TRECHO DO TEXTO:
Outro problema decorre da mímese do canto. Em nenhum momento se acredita que o vozeirão original da cantora saia da boca da protagonista, apesar dos esforços da atriz. Algumas cenas, inclusive, demonstram falta de sincronia entre a boca e os sons que deveriam sair dela. A situação se complica quando, em flashback, uma jovem atriz (representando Callas adolescente) canta para soldados nazistas. A bela interpretação transmite total verossimilhança no que diz respeito à performance vocal. Assim, aprofunda o abismo entre a música na juventude e sua versão desconexa e artificial na fase adulta.
Felizmente, o longa-metragem não se concentra nos melhores momentos de sua heroína. O canto determina as ações da cantora, porém, testemunhamos apenas fragmentos das performances no palco. O foco se encontra nas cenas domésticas, revelando a mulher por trás da fama. A compulsão por remédios, os delírios, a saúde frágil, a relação abusiva e codependente com seus funcionários se tornam os verdadeiros alvos deste retrato.
Larraín surpreende com boa dose de humor do absurdo, seja em gags (o piano movido de um lado para o outro, e nunca utilizado de fato), seja nas cenas esparsas de Callas escondendo comprimidos nos bolsos dos casacos, ou tentando impressionar a cozinheira que, desinteressada em seus dotes vocais, continua preparando uma omelete. A heroína demonstra ampla consciência de seu apego ao sucesso longínquo. “Não quero comer nada. Eu venho a este café para ser adorada”, ela explica aos garçons de um estabelecimento parisiense.
Neste aspecto, Jolie apresenta desempenho muito melhor do que sobre os palcos. Ela saboreia a construção de uma diva que, apesar de mandona, jamais eleva o tom da voz, nem cria cenas explosivas. Com um sorriso nos lábios e um cinismo profundo, ela responde aos jornalistas e dá ordens aos empregados. A protagonista repudia os cuidados excessivos dos dois, recusando-se a seguir recomendações médicas, no entanto, demonstra plena consciência de que eles o fazem para o seu bem. Existe algo tão crítico quanto terno nesta figura poderosa e infantilizada; de uma carência tão assumida que beira a humildade.

MATERIAL DE ORIGEM:
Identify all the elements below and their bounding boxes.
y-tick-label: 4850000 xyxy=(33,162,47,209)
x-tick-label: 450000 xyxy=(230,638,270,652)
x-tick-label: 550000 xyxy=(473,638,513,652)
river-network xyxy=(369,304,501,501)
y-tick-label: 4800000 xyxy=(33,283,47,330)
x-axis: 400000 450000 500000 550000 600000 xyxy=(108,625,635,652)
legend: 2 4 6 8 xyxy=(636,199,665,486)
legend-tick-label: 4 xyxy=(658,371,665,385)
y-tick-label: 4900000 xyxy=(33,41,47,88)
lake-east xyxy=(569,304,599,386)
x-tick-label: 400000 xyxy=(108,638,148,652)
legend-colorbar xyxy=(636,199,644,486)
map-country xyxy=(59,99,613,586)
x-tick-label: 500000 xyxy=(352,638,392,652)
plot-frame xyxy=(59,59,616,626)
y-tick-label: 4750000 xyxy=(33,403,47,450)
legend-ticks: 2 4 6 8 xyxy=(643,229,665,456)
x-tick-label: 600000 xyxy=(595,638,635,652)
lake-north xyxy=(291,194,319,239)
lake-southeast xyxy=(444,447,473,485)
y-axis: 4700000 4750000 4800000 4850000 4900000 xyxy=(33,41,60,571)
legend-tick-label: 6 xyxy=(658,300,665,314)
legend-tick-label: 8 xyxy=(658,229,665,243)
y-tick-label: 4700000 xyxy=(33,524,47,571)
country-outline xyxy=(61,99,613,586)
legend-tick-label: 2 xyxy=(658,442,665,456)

ENUNCIADO: Por favor, extraia do trecho sobre o filme de Callas tudo o que vai de "Larraín surpreende com" até "um estabelecimento parisiense.", sem alterar nenhuma palavra. Os dados não são necessários aqui.

RESPOSTA ESCRITA:
Larraín surpreende com boa dose de humor do absurdo, seja em gags (o piano movido de um lado para o outro, e nunca utilizado de fato), seja nas cenas esparsas de Callas escondendo comprimidos nos bolsos dos casacos, ou tentando impressionar a cozinheira que, desinteressada em seus dotes vocais, continua preparando uma omelete. A heroína demonstra ampla consciência de seu apego ao sucesso longínquo. “Não quero comer nada. Eu venho a este café para ser adorada”, ela explica aos garçons de um estabelecimento parisiense.